Your task is to repeat the entries word for word while leaving out the pictures.

Saved data entries:
----------
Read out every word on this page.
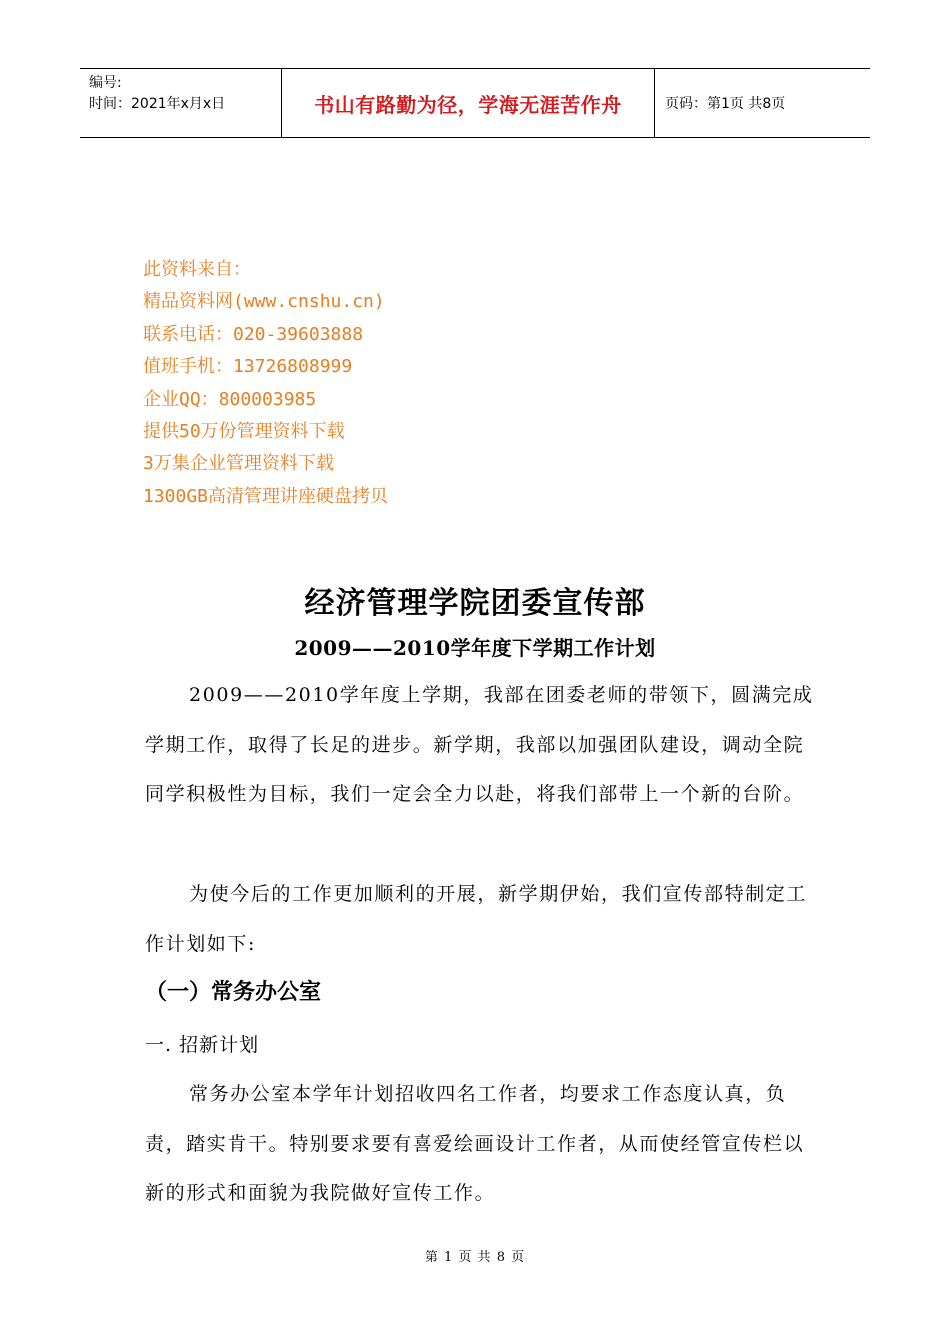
编号:
时间：2021年x月x日	书山有路勤为径，学海无涯苦作舟	页码：第1页 共8页
此资料来自：
精品资料网(www.cnshu.cn)
联系电话：020-39603888
值班手机：13726808999
企业QQ：800003985
提供50万份管理资料下载
3万集企业管理资料下载
1300GB高清管理讲座硬盘拷贝
经济管理学院团委宣传部
2009——2010学年度下学期工作计划
2009——2010学年度上学期，我部在团委老师的带领下，圆满完成学期工作，取得了长足的进步。新学期，我部以加强团队建设，调动全院同学积极性为目标，我们一定会全力以赴，将我们部带上一个新的台阶。
为使今后的工作更加顺利的开展，新学期伊始，我们宣传部特制定工作计划如下:
（一）常务办公室
一. 招新计划
常务办公室本学年计划招收四名工作者，均要求工作态度认真，负责，踏实肯干。特别要求要有喜爱绘画设计工作者，从而使经管宣传栏以新的形式和面貌为我院做好宣传工作。
第 1 页 共 8 页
----------
**THE OUTPUT:**
Read out every word on this page.
编号:
时间：2021年x月x日	书山有路勤为径，学海无涯苦作舟	页码：第1页 共8页
此资料来自：
精品资料网(www.cnshu.cn)
联系电话：020-39603888
值班手机：13726808999
企业QQ：800003985
提供50万份管理资料下载
3万集企业管理资料下载
1300GB高清管理讲座硬盘拷贝
经济管理学院团委宣传部
2009——2010学年度下学期工作计划
2009——2010学年度上学期，我部在团委老师的带领下，圆满完成学期工作，取得了长足的进步。新学期，我部以加强团队建设，调动全院同学积极性为目标，我们一定会全力以赴，将我们部带上一个新的台阶。
为使今后的工作更加顺利的开展，新学期伊始，我们宣传部特制定工作计划如下:
（一）常务办公室
一. 招新计划
常务办公室本学年计划招收四名工作者，均要求工作态度认真，负责，踏实肯干。特别要求要有喜爱绘画设计工作者，从而使经管宣传栏以新的形式和面貌为我院做好宣传工作。
第 1 页 共 8 页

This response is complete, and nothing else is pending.